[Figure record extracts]
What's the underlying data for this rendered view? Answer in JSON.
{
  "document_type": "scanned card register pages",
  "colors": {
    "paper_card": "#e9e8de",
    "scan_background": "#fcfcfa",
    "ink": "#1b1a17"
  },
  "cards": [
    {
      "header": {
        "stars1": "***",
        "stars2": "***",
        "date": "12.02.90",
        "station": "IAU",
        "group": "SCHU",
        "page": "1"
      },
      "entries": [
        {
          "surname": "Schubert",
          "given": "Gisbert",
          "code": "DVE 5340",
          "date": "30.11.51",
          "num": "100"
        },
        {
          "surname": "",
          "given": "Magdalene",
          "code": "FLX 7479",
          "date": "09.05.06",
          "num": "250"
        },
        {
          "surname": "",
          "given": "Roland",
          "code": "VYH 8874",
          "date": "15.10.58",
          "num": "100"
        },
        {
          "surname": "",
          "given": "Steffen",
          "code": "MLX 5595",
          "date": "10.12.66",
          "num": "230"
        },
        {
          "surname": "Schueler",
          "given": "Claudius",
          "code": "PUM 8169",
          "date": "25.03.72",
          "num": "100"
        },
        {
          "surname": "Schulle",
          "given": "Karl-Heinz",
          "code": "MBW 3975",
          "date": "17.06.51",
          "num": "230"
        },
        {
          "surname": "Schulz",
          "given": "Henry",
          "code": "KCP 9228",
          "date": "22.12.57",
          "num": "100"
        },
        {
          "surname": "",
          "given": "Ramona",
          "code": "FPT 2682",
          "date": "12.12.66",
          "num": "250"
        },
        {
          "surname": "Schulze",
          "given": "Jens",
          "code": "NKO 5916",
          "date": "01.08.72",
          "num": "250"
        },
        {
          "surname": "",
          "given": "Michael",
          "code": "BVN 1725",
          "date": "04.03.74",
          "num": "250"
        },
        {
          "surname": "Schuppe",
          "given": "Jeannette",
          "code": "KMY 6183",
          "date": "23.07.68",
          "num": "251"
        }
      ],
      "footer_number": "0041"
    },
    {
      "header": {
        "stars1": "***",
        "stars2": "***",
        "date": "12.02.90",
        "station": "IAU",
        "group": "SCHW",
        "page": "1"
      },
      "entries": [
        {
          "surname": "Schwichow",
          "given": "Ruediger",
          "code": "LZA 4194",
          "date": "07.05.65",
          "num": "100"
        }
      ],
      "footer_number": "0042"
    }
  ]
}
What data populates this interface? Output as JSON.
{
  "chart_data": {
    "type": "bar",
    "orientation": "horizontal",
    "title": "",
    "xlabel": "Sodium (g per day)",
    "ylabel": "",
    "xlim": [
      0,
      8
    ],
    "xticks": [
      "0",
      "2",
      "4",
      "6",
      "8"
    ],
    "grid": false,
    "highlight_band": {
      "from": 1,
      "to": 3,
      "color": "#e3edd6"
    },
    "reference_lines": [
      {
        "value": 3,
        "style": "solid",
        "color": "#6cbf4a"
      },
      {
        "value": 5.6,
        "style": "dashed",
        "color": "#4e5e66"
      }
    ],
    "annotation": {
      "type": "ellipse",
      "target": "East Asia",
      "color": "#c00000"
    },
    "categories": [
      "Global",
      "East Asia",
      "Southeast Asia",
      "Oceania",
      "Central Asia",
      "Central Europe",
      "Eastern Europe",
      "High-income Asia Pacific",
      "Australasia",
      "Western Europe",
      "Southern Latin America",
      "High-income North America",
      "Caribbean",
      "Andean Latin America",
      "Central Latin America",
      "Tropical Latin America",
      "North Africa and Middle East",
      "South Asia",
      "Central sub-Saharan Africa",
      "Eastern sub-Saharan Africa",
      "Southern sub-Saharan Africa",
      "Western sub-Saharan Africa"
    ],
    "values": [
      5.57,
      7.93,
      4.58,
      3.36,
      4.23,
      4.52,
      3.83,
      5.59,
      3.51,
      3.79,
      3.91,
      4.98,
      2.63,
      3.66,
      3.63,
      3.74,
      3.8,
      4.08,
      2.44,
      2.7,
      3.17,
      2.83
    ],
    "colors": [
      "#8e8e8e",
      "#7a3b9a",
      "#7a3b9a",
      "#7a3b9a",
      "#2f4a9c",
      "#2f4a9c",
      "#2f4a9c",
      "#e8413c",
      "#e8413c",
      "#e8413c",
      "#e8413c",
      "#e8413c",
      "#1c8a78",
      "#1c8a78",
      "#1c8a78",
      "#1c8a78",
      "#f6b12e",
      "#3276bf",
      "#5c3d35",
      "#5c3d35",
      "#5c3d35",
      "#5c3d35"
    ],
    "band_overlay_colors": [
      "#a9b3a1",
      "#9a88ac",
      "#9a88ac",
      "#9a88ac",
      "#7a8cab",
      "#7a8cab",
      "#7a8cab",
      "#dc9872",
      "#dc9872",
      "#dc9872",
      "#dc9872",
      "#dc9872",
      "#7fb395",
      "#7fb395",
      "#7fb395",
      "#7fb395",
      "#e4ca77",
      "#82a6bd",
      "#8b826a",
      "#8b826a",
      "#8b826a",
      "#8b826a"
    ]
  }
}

> [TASK] Repeat the material above in full, exactly as it stands.

> [RESULT OF THE TASK]
What's the underlying data for this rendered view? Answer in JSON.
{
  "document_type": "scanned card register pages",
  "colors": {
    "paper_card": "#e9e8de",
    "scan_background": "#fcfcfa",
    "ink": "#1b1a17"
  },
  "cards": [
    {
      "header": {
        "stars1": "***",
        "stars2": "***",
        "date": "12.02.90",
        "station": "IAU",
        "group": "SCHU",
        "page": "1"
      },
      "entries": [
        {
          "surname": "Schubert",
          "given": "Gisbert",
          "code": "DVE 5340",
          "date": "30.11.51",
          "num": "100"
        },
        {
          "surname": "",
          "given": "Magdalene",
          "code": "FLX 7479",
          "date": "09.05.06",
          "num": "250"
        },
        {
          "surname": "",
          "given": "Roland",
          "code": "VYH 8874",
          "date": "15.10.58",
          "num": "100"
        },
        {
          "surname": "",
          "given": "Steffen",
          "code": "MLX 5595",
          "date": "10.12.66",
          "num": "230"
        },
        {
          "surname": "Schueler",
          "given": "Claudius",
          "code": "PUM 8169",
          "date": "25.03.72",
          "num": "100"
        },
        {
          "surname": "Schulle",
          "given": "Karl-Heinz",
          "code": "MBW 3975",
          "date": "17.06.51",
          "num": "230"
        },
        {
          "surname": "Schulz",
          "given": "Henry",
          "code": "KCP 9228",
          "date": "22.12.57",
          "num": "100"
        },
        {
          "surname": "",
          "given": "Ramona",
          "code": "FPT 2682",
          "date": "12.12.66",
          "num": "250"
        },
        {
          "surname": "Schulze",
          "given": "Jens",
          "code": "NKO 5916",
          "date": "01.08.72",
          "num": "250"
        },
        {
          "surname": "",
          "given": "Michael",
          "code": "BVN 1725",
          "date": "04.03.74",
          "num": "250"
        },
        {
          "surname": "Schuppe",
          "given": "Jeannette",
          "code": "KMY 6183",
          "date": "23.07.68",
          "num": "251"
        }
      ],
      "footer_number": "0041"
    },
    {
      "header": {
        "stars1": "***",
        "stars2": "***",
        "date": "12.02.90",
        "station": "IAU",
        "group": "SCHW",
        "page": "1"
      },
      "entries": [
        {
          "surname": "Schwichow",
          "given": "Ruediger",
          "code": "LZA 4194",
          "date": "07.05.65",
          "num": "100"
        }
      ],
      "footer_number": "0042"
    }
  ]
}
What data populates this interface? Output as JSON.
{
  "chart_data": {
    "type": "bar",
    "orientation": "horizontal",
    "title": "",
    "xlabel": "Sodium (g per day)",
    "ylabel": "",
    "xlim": [
      0,
      8
    ],
    "xticks": [
      "0",
      "2",
      "4",
      "6",
      "8"
    ],
    "grid": false,
    "highlight_band": {
      "from": 1,
      "to": 3,
      "color": "#e3edd6"
    },
    "reference_lines": [
      {
        "value": 3,
        "style": "solid",
        "color": "#6cbf4a"
      },
      {
        "value": 5.6,
        "style": "dashed",
        "color": "#4e5e66"
      }
    ],
    "annotation": {
      "type": "ellipse",
      "target": "East Asia",
      "color": "#c00000"
    },
    "categories": [
      "Global",
      "East Asia",
      "Southeast Asia",
      "Oceania",
      "Central Asia",
      "Central Europe",
      "Eastern Europe",
      "High-income Asia Pacific",
      "Australasia",
      "Western Europe",
      "Southern Latin America",
      "High-income North America",
      "Caribbean",
      "Andean Latin America",
      "Central Latin America",
      "Tropical Latin America",
      "North Africa and Middle East",
      "South Asia",
      "Central sub-Saharan Africa",
      "Eastern sub-Saharan Africa",
      "Southern sub-Saharan Africa",
      "Western sub-Saharan Africa"
    ],
    "values": [
      5.57,
      7.93,
      4.58,
      3.36,
      4.23,
      4.52,
      3.83,
      5.59,
      3.51,
      3.79,
      3.91,
      4.98,
      2.63,
      3.66,
      3.63,
      3.74,
      3.8,
      4.08,
      2.44,
      2.7,
      3.17,
      2.83
    ],
    "colors": [
      "#8e8e8e",
      "#7a3b9a",
      "#7a3b9a",
      "#7a3b9a",
      "#2f4a9c",
      "#2f4a9c",
      "#2f4a9c",
      "#e8413c",
      "#e8413c",
      "#e8413c",
      "#e8413c",
      "#e8413c",
      "#1c8a78",
      "#1c8a78",
      "#1c8a78",
      "#1c8a78",
      "#f6b12e",
      "#3276bf",
      "#5c3d35",
      "#5c3d35",
      "#5c3d35",
      "#5c3d35"
    ],
    "band_overlay_colors": [
      "#a9b3a1",
      "#9a88ac",
      "#9a88ac",
      "#9a88ac",
      "#7a8cab",
      "#7a8cab",
      "#7a8cab",
      "#dc9872",
      "#dc9872",
      "#dc9872",
      "#dc9872",
      "#dc9872",
      "#7fb395",
      "#7fb395",
      "#7fb395",
      "#7fb395",
      "#e4ca77",
      "#82a6bd",
      "#8b826a",
      "#8b826a",
      "#8b826a",
      "#8b826a"
    ]
  }
}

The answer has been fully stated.